=== DATA FOR PROCESSING ===

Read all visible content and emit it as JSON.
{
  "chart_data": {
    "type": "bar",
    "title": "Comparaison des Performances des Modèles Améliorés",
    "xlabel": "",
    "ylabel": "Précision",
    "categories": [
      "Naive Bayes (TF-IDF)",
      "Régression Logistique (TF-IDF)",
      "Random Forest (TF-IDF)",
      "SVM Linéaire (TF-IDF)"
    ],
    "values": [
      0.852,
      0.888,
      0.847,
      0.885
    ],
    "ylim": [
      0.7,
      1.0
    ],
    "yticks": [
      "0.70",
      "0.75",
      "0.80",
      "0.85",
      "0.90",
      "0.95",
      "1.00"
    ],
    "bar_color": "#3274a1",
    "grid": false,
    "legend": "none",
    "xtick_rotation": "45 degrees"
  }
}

===

-- EXERCISE DETAILS --
Set down the listing above in full, please, exactly as it appears.

-- ANSWER TO THIS PROBLEM --
Read all visible content and emit it as JSON.
{
  "chart_data": {
    "type": "bar",
    "title": "Comparaison des Performances des Modèles Améliorés",
    "xlabel": "",
    "ylabel": "Précision",
    "categories": [
      "Naive Bayes (TF-IDF)",
      "Régression Logistique (TF-IDF)",
      "Random Forest (TF-IDF)",
      "SVM Linéaire (TF-IDF)"
    ],
    "values": [
      0.852,
      0.888,
      0.847,
      0.885
    ],
    "ylim": [
      0.7,
      1.0
    ],
    "yticks": [
      "0.70",
      "0.75",
      "0.80",
      "0.85",
      "0.90",
      "0.95",
      "1.00"
    ],
    "bar_color": "#3274a1",
    "grid": false,
    "legend": "none",
    "xtick_rotation": "45 degrees"
  }
}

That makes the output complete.